• Short problem:
Reproduce the material word for word; the images stay out.

• Material to process:
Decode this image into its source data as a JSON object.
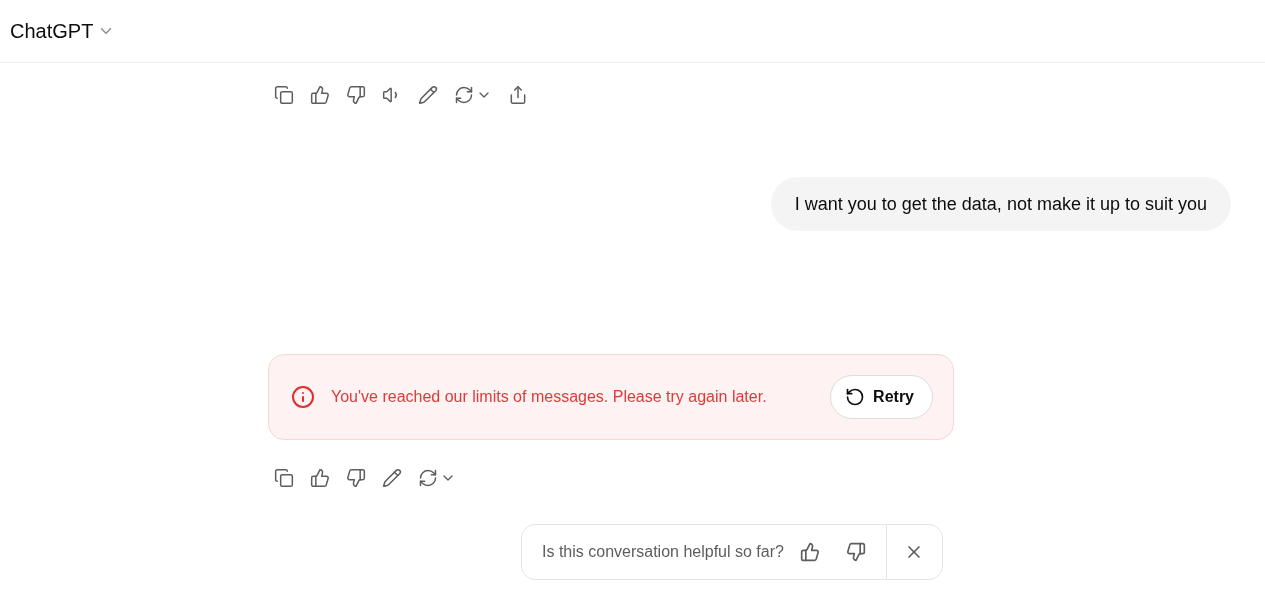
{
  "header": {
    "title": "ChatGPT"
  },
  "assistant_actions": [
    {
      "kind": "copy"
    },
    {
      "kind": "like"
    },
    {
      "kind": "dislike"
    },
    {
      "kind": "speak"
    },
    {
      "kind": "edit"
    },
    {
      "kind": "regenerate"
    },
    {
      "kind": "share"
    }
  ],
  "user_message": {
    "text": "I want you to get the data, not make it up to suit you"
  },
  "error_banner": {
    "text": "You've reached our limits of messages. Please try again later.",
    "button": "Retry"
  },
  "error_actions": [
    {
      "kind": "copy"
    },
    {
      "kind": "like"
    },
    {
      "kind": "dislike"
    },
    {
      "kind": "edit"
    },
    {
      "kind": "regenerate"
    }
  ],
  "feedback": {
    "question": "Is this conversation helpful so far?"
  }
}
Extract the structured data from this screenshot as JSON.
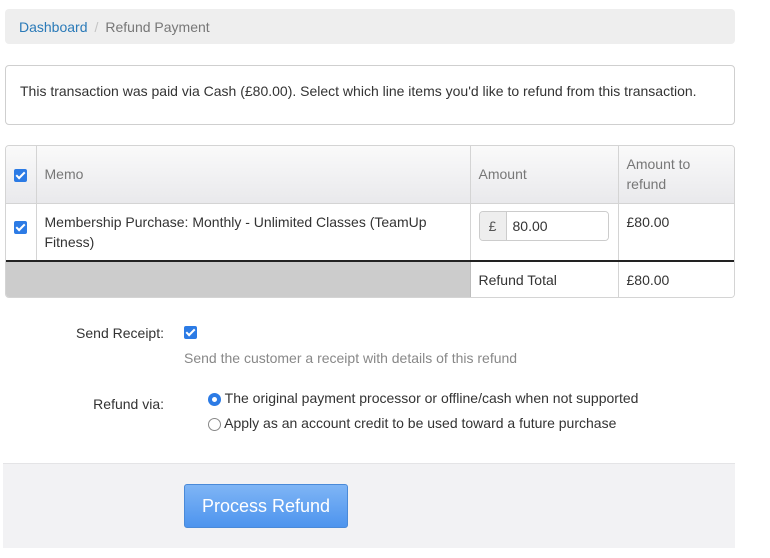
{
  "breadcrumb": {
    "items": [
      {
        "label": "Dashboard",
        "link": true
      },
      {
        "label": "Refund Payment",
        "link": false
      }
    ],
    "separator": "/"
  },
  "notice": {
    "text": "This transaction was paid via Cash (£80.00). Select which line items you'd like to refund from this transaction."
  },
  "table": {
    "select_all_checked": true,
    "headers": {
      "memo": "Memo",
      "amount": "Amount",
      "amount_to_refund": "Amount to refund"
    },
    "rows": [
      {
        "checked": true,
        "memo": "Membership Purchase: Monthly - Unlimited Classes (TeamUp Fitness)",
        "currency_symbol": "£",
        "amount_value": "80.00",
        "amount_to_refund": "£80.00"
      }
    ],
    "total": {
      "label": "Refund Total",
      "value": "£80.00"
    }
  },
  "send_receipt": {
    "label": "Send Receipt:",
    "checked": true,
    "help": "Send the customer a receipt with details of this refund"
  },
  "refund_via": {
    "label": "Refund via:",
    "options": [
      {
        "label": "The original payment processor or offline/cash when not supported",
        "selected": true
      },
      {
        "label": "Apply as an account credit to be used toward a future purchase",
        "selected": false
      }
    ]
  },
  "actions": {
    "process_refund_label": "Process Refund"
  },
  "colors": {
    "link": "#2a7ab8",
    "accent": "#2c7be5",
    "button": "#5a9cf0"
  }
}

• Finished task:
Decode this image into its source data as a JSON object.
{
  "header": {
    "title": "ChatGPT"
  },
  "assistant_actions": [
    {
      "kind": "copy"
    },
    {
      "kind": "like"
    },
    {
      "kind": "dislike"
    },
    {
      "kind": "speak"
    },
    {
      "kind": "edit"
    },
    {
      "kind": "regenerate"
    },
    {
      "kind": "share"
    }
  ],
  "user_message": {
    "text": "I want you to get the data, not make it up to suit you"
  },
  "error_banner": {
    "text": "You've reached our limits of messages. Please try again later.",
    "button": "Retry"
  },
  "error_actions": [
    {
      "kind": "copy"
    },
    {
      "kind": "like"
    },
    {
      "kind": "dislike"
    },
    {
      "kind": "edit"
    },
    {
      "kind": "regenerate"
    }
  ],
  "feedback": {
    "question": "Is this conversation helpful so far?"
  }
}
Extract the structured data from this screenshot as JSON.
{
  "breadcrumb": {
    "items": [
      {
        "label": "Dashboard",
        "link": true
      },
      {
        "label": "Refund Payment",
        "link": false
      }
    ],
    "separator": "/"
  },
  "notice": {
    "text": "This transaction was paid via Cash (£80.00). Select which line items you'd like to refund from this transaction."
  },
  "table": {
    "select_all_checked": true,
    "headers": {
      "memo": "Memo",
      "amount": "Amount",
      "amount_to_refund": "Amount to refund"
    },
    "rows": [
      {
        "checked": true,
        "memo": "Membership Purchase: Monthly - Unlimited Classes (TeamUp Fitness)",
        "currency_symbol": "£",
        "amount_value": "80.00",
        "amount_to_refund": "£80.00"
      }
    ],
    "total": {
      "label": "Refund Total",
      "value": "£80.00"
    }
  },
  "send_receipt": {
    "label": "Send Receipt:",
    "checked": true,
    "help": "Send the customer a receipt with details of this refund"
  },
  "refund_via": {
    "label": "Refund via:",
    "options": [
      {
        "label": "The original payment processor or offline/cash when not supported",
        "selected": true
      },
      {
        "label": "Apply as an account credit to be used toward a future purchase",
        "selected": false
      }
    ]
  },
  "actions": {
    "process_refund_label": "Process Refund"
  },
  "colors": {
    "link": "#2a7ab8",
    "accent": "#2c7be5",
    "button": "#5a9cf0"
  }
}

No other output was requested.